_Short exercise_. Find "Output the text content of this document." in the data below; transcribe the line it appears on and each line after it, exactly, to the end, and nothing else.

>> Begin Stored records

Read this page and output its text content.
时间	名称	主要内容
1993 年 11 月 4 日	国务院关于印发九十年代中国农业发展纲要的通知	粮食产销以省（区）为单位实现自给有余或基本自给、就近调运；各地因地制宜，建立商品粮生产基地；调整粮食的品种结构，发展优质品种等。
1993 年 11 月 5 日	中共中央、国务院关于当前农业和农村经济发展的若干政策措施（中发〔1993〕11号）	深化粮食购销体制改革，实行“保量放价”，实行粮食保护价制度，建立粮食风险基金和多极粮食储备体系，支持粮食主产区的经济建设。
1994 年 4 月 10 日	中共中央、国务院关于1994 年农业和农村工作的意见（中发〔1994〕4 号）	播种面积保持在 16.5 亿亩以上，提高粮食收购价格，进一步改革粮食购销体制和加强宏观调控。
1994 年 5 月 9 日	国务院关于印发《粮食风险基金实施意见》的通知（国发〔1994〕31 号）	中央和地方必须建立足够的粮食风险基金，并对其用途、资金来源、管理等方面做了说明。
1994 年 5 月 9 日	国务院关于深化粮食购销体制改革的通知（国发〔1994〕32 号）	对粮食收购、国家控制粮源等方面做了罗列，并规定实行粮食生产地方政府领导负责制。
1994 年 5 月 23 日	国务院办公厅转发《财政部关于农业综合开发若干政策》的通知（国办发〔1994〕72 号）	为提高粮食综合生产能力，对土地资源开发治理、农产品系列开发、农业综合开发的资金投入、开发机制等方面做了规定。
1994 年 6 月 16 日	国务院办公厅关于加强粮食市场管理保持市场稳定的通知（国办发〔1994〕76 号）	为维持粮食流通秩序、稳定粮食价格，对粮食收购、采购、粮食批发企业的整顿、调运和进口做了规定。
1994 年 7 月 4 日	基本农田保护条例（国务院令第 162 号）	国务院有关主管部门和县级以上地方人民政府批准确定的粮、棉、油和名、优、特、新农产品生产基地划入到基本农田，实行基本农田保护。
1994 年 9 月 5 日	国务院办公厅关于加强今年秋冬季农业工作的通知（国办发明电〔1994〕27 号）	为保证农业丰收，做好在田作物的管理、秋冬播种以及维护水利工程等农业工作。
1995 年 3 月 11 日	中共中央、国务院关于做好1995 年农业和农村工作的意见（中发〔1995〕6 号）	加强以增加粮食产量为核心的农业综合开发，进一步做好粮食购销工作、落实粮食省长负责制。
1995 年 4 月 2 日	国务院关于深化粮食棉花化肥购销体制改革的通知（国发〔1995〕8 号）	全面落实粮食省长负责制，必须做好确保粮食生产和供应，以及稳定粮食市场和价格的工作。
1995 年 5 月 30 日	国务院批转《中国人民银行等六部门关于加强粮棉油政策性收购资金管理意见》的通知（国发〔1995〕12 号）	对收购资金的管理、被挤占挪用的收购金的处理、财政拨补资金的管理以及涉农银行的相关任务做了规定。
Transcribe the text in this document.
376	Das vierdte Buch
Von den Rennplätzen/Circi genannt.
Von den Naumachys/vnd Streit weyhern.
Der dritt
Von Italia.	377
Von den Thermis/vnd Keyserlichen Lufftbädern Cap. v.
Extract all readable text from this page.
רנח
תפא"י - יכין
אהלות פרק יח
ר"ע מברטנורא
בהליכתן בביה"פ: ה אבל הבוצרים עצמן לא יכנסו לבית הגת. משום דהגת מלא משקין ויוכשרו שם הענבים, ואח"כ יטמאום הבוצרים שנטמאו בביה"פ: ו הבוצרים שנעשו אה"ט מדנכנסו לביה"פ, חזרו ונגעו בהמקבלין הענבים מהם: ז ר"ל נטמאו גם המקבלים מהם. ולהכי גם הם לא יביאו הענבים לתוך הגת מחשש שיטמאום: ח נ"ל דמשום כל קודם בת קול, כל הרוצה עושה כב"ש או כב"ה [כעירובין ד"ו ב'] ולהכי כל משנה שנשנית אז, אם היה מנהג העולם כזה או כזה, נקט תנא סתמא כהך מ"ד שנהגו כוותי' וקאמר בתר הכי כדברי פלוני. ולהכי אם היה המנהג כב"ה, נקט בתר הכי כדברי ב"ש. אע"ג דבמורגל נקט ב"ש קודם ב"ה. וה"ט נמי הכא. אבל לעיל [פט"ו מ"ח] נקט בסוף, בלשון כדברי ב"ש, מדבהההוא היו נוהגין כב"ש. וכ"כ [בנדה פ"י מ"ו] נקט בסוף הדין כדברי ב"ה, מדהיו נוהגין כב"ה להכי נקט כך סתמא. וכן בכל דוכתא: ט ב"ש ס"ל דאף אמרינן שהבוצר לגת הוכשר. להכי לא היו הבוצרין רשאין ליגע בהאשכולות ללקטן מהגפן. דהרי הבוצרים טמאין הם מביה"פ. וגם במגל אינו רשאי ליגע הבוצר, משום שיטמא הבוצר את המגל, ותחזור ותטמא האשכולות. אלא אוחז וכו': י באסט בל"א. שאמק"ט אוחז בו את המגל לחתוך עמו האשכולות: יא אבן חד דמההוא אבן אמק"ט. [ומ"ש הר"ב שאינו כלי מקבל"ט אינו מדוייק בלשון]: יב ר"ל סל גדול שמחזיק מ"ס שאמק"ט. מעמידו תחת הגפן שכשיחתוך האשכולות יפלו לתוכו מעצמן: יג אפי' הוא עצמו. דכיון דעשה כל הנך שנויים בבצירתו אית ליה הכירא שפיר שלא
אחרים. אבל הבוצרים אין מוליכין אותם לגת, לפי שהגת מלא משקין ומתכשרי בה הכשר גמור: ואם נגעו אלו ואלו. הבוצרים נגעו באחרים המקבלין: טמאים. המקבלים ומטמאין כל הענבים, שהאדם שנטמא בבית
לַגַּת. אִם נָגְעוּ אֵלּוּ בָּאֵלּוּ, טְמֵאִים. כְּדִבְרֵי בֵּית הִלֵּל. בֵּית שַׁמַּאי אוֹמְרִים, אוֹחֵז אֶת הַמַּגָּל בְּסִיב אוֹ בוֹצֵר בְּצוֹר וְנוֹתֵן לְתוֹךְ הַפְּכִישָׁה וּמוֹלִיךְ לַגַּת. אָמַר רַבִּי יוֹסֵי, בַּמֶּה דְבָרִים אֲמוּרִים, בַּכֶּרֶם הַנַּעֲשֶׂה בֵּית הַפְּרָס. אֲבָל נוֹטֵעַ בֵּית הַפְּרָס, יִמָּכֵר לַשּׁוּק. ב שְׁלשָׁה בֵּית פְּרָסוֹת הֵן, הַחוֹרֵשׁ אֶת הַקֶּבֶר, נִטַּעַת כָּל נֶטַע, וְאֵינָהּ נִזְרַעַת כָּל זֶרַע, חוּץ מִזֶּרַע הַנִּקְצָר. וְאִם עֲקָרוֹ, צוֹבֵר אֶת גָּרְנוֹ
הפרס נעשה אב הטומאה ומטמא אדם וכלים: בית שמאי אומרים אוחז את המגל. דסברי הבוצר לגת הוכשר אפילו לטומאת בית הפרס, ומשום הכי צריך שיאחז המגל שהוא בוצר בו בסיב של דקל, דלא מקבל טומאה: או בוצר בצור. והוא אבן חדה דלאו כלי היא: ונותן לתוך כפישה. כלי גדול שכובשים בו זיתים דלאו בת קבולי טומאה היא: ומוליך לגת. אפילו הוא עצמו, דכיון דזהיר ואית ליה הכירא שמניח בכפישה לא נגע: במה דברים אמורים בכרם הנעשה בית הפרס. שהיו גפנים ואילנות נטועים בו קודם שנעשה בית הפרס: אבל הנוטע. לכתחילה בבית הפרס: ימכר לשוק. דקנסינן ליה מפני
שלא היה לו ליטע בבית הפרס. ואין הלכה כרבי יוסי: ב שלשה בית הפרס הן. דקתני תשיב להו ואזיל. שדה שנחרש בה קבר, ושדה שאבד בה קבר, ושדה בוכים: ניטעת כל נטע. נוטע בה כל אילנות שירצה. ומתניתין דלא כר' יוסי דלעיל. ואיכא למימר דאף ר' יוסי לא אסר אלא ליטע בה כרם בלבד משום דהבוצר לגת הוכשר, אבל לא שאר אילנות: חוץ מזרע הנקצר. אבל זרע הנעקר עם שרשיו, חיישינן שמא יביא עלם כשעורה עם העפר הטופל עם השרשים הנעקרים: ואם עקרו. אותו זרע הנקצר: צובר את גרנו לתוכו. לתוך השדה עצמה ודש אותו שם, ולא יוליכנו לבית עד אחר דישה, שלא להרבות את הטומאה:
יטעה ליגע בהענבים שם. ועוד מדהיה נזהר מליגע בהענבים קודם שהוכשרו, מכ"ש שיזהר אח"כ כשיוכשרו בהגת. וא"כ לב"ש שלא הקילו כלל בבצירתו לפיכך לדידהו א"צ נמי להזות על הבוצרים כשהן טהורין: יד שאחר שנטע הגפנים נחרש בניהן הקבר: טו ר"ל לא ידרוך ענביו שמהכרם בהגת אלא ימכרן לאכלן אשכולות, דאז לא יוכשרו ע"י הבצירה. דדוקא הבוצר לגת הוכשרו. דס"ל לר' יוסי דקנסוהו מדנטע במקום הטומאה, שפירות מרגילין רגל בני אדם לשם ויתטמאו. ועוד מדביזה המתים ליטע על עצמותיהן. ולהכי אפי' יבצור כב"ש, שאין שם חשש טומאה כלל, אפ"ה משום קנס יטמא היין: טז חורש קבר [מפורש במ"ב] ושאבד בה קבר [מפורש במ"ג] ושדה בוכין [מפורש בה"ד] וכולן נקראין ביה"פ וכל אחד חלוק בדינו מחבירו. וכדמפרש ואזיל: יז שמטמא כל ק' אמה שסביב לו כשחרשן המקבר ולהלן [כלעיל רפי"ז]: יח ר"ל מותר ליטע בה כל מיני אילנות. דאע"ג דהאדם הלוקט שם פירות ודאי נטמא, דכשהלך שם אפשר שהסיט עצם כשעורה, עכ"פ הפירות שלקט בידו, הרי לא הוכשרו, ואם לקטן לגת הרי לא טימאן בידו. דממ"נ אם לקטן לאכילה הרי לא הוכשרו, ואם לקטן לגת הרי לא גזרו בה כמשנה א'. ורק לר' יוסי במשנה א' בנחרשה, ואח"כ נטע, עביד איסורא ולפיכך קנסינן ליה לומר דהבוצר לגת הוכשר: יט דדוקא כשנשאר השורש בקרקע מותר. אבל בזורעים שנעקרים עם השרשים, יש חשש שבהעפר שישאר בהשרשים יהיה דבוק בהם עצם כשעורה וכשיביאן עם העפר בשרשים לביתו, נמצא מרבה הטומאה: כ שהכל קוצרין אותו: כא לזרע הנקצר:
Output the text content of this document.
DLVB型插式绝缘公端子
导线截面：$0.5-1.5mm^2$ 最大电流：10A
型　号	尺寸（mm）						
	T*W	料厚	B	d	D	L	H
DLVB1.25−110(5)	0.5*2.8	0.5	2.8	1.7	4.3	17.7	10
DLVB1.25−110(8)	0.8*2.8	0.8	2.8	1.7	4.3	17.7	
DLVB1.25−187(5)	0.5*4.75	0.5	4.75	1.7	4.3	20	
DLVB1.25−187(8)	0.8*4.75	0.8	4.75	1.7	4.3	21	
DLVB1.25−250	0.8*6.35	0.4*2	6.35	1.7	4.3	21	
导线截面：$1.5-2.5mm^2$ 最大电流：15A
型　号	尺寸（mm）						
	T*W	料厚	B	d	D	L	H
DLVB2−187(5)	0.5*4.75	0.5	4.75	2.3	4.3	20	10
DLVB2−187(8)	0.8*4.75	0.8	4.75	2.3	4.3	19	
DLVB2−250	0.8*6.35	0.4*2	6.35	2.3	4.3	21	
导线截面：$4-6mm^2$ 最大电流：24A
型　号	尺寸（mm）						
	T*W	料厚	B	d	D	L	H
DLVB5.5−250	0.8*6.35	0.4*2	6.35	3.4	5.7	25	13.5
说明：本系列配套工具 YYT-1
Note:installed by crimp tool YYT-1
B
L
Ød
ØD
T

>> End Stored records

_Completed task_.
Output the text content of this document.
DLVB型插式绝缘公端子
导线截面：$0.5-1.5mm^2$ 最大电流：10A
型　号	尺寸（mm）						
	T*W	料厚	B	d	D	L	H
DLVB1.25−110(5)	0.5*2.8	0.5	2.8	1.7	4.3	17.7	10
DLVB1.25−110(8)	0.8*2.8	0.8	2.8	1.7	4.3	17.7	
DLVB1.25−187(5)	0.5*4.75	0.5	4.75	1.7	4.3	20	
DLVB1.25−187(8)	0.8*4.75	0.8	4.75	1.7	4.3	21	
DLVB1.25−250	0.8*6.35	0.4*2	6.35	1.7	4.3	21	
导线截面：$1.5-2.5mm^2$ 最大电流：15A
型　号	尺寸（mm）						
	T*W	料厚	B	d	D	L	H
DLVB2−187(5)	0.5*4.75	0.5	4.75	2.3	4.3	20	10
DLVB2−187(8)	0.8*4.75	0.8	4.75	2.3	4.3	19	
DLVB2−250	0.8*6.35	0.4*2	6.35	2.3	4.3	21	
导线截面：$4-6mm^2$ 最大电流：24A
型　号	尺寸（mm）						
	T*W	料厚	B	d	D	L	H
DLVB5.5−250	0.8*6.35	0.4*2	6.35	3.4	5.7	25	13.5
说明：本系列配套工具 YYT-1
Note:installed by crimp tool YYT-1
B
L
Ød
ØD
T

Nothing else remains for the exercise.